Problem description
Below is a listing; reproduce each line of it exactly.

Data
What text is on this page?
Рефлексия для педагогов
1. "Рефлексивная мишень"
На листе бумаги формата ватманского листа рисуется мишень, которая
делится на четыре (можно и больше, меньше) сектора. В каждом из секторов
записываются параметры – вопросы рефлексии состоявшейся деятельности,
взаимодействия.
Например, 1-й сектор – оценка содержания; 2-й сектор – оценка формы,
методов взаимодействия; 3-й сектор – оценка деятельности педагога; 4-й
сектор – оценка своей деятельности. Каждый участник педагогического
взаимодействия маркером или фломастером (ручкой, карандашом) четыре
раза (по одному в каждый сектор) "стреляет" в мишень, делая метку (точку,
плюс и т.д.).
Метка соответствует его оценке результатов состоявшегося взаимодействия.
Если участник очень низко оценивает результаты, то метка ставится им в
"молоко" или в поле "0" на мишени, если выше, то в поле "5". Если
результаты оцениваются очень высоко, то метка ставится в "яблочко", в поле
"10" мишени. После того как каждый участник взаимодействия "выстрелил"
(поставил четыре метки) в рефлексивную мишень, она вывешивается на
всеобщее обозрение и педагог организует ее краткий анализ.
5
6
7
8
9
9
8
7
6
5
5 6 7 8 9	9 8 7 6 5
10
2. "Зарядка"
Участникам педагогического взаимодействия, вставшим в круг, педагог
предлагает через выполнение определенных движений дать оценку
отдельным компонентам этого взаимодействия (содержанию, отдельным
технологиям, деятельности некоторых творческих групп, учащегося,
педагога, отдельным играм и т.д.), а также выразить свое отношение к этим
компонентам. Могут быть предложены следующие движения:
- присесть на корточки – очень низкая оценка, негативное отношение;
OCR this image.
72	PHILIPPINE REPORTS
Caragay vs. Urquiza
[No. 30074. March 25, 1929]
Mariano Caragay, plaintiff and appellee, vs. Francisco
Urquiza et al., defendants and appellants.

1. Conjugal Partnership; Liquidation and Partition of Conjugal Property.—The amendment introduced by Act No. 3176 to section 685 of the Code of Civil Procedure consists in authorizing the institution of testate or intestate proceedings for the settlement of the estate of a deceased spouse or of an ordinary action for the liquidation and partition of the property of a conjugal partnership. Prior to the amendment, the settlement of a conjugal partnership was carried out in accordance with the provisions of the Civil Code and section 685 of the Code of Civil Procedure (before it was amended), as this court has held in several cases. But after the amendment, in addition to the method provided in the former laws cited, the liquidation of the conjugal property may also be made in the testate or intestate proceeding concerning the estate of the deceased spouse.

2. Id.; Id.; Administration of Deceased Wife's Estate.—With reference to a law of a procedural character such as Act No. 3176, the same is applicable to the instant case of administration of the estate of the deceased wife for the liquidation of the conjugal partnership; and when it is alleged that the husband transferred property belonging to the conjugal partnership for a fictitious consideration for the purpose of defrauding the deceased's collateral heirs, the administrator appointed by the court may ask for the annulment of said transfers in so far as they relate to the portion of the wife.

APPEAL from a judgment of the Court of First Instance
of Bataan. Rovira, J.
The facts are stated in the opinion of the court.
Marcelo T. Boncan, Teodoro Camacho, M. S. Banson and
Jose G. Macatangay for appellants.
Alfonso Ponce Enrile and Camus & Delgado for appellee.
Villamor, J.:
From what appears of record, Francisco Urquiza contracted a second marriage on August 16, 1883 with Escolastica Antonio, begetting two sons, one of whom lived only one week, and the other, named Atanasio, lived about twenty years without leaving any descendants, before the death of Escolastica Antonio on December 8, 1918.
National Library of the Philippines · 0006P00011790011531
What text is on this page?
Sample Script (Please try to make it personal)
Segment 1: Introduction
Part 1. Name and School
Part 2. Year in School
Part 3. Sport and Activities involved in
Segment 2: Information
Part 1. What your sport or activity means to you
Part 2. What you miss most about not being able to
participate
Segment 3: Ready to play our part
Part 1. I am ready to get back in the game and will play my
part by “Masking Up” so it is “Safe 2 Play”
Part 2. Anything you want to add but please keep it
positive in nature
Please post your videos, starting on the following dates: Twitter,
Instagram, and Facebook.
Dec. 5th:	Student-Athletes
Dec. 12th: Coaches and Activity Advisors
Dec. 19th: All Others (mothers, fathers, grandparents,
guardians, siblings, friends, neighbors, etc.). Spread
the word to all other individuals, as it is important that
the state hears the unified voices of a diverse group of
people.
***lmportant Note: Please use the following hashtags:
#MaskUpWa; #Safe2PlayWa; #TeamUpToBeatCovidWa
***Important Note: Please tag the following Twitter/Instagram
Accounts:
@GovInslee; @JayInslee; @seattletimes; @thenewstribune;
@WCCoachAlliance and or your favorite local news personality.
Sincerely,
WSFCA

Result for this task
What text is on this page?
Рефлексия для педагогов
1. "Рефлексивная мишень"
На листе бумаги формата ватманского листа рисуется мишень, которая
делится на четыре (можно и больше, меньше) сектора. В каждом из секторов
записываются параметры – вопросы рефлексии состоявшейся деятельности,
взаимодействия.
Например, 1-й сектор – оценка содержания; 2-й сектор – оценка формы,
методов взаимодействия; 3-й сектор – оценка деятельности педагога; 4-й
сектор – оценка своей деятельности. Каждый участник педагогического
взаимодействия маркером или фломастером (ручкой, карандашом) четыре
раза (по одному в каждый сектор) "стреляет" в мишень, делая метку (точку,
плюс и т.д.).
Метка соответствует его оценке результатов состоявшегося взаимодействия.
Если участник очень низко оценивает результаты, то метка ставится им в
"молоко" или в поле "0" на мишени, если выше, то в поле "5". Если
результаты оцениваются очень высоко, то метка ставится в "яблочко", в поле
"10" мишени. После того как каждый участник взаимодействия "выстрелил"
(поставил четыре метки) в рефлексивную мишень, она вывешивается на
всеобщее обозрение и педагог организует ее краткий анализ.
5
6
7
8
9
9
8
7
6
5
5 6 7 8 9	9 8 7 6 5
10
2. "Зарядка"
Участникам педагогического взаимодействия, вставшим в круг, педагог
предлагает через выполнение определенных движений дать оценку
отдельным компонентам этого взаимодействия (содержанию, отдельным
технологиям, деятельности некоторых творческих групп, учащегося,
педагога, отдельным играм и т.д.), а также выразить свое отношение к этим
компонентам. Могут быть предложены следующие движения:
- присесть на корточки – очень низкая оценка, негативное отношение;
OCR this image.
72	PHILIPPINE REPORTS
Caragay vs. Urquiza
[No. 30074. March 25, 1929]
Mariano Caragay, plaintiff and appellee, vs. Francisco
Urquiza et al., defendants and appellants.

1. Conjugal Partnership; Liquidation and Partition of Conjugal Property.—The amendment introduced by Act No. 3176 to section 685 of the Code of Civil Procedure consists in authorizing the institution of testate or intestate proceedings for the settlement of the estate of a deceased spouse or of an ordinary action for the liquidation and partition of the property of a conjugal partnership. Prior to the amendment, the settlement of a conjugal partnership was carried out in accordance with the provisions of the Civil Code and section 685 of the Code of Civil Procedure (before it was amended), as this court has held in several cases. But after the amendment, in addition to the method provided in the former laws cited, the liquidation of the conjugal property may also be made in the testate or intestate proceeding concerning the estate of the deceased spouse.

2. Id.; Id.; Administration of Deceased Wife's Estate.—With reference to a law of a procedural character such as Act No. 3176, the same is applicable to the instant case of administration of the estate of the deceased wife for the liquidation of the conjugal partnership; and when it is alleged that the husband transferred property belonging to the conjugal partnership for a fictitious consideration for the purpose of defrauding the deceased's collateral heirs, the administrator appointed by the court may ask for the annulment of said transfers in so far as they relate to the portion of the wife.

APPEAL from a judgment of the Court of First Instance
of Bataan. Rovira, J.
The facts are stated in the opinion of the court.
Marcelo T. Boncan, Teodoro Camacho, M. S. Banson and
Jose G. Macatangay for appellants.
Alfonso Ponce Enrile and Camus & Delgado for appellee.
Villamor, J.:
From what appears of record, Francisco Urquiza contracted a second marriage on August 16, 1883 with Escolastica Antonio, begetting two sons, one of whom lived only one week, and the other, named Atanasio, lived about twenty years without leaving any descendants, before the death of Escolastica Antonio on December 8, 1918.
National Library of the Philippines · 0006P00011790011531
What text is on this page?
Sample Script (Please try to make it personal)
Segment 1: Introduction
Part 1. Name and School
Part 2. Year in School
Part 3. Sport and Activities involved in
Segment 2: Information
Part 1. What your sport or activity means to you
Part 2. What you miss most about not being able to
participate
Segment 3: Ready to play our part
Part 1. I am ready to get back in the game and will play my
part by “Masking Up” so it is “Safe 2 Play”
Part 2. Anything you want to add but please keep it
positive in nature
Please post your videos, starting on the following dates: Twitter,
Instagram, and Facebook.
Dec. 5th:	Student-Athletes
Dec. 12th: Coaches and Activity Advisors
Dec. 19th: All Others (mothers, fathers, grandparents,
guardians, siblings, friends, neighbors, etc.). Spread
the word to all other individuals, as it is important that
the state hears the unified voices of a diverse group of
people.
***lmportant Note: Please use the following hashtags:
#MaskUpWa; #Safe2PlayWa; #TeamUpToBeatCovidWa
***Important Note: Please tag the following Twitter/Instagram
Accounts:
@GovInslee; @JayInslee; @seattletimes; @thenewstribune;
@WCCoachAlliance and or your favorite local news personality.
Sincerely,
WSFCA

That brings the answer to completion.